Pull every line containing "рассматривать" from the entries.

# Records supplied
----
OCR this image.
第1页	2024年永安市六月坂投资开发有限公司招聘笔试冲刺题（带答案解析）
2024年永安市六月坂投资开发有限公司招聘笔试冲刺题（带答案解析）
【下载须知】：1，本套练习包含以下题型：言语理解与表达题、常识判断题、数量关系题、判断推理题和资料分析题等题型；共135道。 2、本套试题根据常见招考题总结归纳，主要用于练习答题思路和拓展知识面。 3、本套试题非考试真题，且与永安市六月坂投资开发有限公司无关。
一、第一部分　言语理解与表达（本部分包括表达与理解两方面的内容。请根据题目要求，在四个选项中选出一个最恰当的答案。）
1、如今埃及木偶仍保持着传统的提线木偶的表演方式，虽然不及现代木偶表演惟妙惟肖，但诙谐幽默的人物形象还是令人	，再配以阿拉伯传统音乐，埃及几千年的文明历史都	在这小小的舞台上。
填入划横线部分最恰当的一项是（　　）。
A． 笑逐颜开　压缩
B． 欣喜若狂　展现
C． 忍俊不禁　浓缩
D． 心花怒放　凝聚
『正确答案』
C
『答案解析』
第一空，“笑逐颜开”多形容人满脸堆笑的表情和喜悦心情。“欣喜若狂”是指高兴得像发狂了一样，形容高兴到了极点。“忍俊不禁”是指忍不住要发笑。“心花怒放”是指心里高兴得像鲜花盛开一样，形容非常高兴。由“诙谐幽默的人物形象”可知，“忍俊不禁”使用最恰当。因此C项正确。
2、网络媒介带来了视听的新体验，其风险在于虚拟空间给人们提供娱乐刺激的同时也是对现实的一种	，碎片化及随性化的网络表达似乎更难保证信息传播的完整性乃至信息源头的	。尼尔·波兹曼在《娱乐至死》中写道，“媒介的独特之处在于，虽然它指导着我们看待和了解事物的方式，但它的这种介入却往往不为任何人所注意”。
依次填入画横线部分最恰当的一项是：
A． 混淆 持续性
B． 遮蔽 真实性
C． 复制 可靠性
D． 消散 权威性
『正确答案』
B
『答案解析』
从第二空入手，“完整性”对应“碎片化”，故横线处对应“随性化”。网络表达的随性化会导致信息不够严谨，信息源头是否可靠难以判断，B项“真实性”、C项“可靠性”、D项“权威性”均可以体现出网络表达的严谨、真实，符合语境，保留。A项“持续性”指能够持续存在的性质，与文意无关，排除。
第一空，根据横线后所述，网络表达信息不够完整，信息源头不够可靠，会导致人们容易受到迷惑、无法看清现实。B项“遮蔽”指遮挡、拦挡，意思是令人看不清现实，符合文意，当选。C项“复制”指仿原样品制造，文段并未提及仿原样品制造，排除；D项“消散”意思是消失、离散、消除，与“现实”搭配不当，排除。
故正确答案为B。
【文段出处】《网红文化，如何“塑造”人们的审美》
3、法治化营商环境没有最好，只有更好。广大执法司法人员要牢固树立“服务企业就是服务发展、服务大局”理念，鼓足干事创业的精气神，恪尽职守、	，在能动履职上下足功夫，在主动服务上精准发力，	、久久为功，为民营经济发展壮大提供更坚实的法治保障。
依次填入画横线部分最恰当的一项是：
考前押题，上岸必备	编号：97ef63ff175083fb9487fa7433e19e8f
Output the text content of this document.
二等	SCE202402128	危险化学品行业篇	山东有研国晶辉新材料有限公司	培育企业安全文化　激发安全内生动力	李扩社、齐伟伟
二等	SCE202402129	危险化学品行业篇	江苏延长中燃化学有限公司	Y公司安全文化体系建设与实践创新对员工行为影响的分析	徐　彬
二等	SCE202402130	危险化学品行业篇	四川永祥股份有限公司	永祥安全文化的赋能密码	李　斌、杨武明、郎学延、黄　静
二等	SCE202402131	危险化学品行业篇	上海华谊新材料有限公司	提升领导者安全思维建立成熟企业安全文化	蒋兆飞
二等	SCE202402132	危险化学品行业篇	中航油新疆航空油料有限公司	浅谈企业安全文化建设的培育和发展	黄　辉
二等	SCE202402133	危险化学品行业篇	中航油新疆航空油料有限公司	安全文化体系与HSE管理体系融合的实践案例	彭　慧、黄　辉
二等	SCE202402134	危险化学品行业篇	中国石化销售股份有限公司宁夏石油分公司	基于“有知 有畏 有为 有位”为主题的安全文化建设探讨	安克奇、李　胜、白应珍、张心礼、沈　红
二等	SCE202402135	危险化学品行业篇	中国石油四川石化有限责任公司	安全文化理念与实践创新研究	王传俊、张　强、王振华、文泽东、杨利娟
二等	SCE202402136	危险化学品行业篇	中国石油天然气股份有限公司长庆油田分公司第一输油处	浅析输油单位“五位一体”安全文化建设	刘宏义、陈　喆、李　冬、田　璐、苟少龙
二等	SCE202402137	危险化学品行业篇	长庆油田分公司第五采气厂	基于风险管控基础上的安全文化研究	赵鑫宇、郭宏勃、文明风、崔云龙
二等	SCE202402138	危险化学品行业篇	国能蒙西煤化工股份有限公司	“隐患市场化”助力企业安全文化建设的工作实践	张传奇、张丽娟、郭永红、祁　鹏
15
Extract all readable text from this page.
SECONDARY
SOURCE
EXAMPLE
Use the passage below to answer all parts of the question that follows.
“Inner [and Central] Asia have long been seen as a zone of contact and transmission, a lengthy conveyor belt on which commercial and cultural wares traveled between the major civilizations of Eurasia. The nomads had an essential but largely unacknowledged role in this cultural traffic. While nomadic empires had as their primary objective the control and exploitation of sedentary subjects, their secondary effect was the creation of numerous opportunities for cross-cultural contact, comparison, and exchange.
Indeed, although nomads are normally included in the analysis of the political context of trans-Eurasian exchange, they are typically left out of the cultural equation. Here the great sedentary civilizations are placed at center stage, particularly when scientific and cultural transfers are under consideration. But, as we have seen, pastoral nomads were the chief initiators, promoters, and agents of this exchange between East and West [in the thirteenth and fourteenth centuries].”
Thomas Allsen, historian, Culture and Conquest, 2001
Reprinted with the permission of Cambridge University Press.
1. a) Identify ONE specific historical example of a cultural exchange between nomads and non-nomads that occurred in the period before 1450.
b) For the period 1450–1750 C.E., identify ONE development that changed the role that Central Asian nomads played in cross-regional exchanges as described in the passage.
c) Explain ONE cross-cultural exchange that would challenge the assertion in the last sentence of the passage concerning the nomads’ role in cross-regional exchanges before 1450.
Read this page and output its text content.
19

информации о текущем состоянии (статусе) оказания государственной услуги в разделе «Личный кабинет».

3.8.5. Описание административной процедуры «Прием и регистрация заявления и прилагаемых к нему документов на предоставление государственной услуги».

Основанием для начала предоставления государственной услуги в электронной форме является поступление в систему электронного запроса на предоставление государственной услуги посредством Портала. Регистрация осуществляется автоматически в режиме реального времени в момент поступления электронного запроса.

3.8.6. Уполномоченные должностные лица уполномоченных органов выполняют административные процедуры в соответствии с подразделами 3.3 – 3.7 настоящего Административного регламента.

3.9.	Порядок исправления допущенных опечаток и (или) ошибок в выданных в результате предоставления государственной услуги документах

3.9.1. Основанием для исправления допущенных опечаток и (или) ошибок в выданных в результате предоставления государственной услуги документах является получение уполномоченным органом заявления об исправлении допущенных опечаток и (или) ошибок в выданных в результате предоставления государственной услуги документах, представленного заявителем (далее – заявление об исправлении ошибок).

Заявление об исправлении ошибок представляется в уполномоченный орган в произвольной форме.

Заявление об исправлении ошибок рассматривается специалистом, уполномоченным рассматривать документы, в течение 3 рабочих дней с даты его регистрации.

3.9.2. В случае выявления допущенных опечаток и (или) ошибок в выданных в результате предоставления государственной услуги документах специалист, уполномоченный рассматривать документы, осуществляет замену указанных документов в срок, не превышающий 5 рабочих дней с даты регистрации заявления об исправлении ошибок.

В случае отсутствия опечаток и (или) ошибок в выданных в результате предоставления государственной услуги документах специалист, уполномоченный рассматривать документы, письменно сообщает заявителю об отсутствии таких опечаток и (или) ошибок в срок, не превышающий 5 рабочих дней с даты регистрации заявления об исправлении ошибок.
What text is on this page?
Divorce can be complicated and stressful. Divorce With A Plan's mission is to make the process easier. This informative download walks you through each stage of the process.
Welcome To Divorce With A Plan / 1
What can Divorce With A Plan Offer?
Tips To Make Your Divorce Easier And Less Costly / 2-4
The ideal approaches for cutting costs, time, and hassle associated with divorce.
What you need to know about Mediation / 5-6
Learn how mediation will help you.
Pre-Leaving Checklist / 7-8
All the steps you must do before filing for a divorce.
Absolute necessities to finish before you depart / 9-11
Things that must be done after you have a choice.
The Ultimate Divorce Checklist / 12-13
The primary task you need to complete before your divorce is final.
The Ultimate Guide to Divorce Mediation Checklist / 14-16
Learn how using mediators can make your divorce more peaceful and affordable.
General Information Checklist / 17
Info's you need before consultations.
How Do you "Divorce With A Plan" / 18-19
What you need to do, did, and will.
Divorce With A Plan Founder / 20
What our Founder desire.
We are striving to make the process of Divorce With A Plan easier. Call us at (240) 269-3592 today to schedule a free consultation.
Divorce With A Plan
----
# Result
Заявление об исправлении ошибок рассматривается специалистом, уполномоченным рассматривать документы, в течение 3 рабочих дней с даты его регистрации.
3.9.2. В случае выявления допущенных опечаток и (или) ошибок в выданных в результате предоставления государственной услуги документах специалист, уполномоченный рассматривать документы, осуществляет замену указанных документов в срок, не превышающий 5 рабочих дней с даты регистрации заявления об исправлении ошибок.
В случае отсутствия опечаток и (или) ошибок в выданных в результате предоставления государственной услуги документах специалист, уполномоченный рассматривать документы, письменно сообщает заявителю об отсутствии таких опечаток и (или) ошибок в срок, не превышающий 5 рабочих дней с даты регистрации заявления об исправлении ошибок.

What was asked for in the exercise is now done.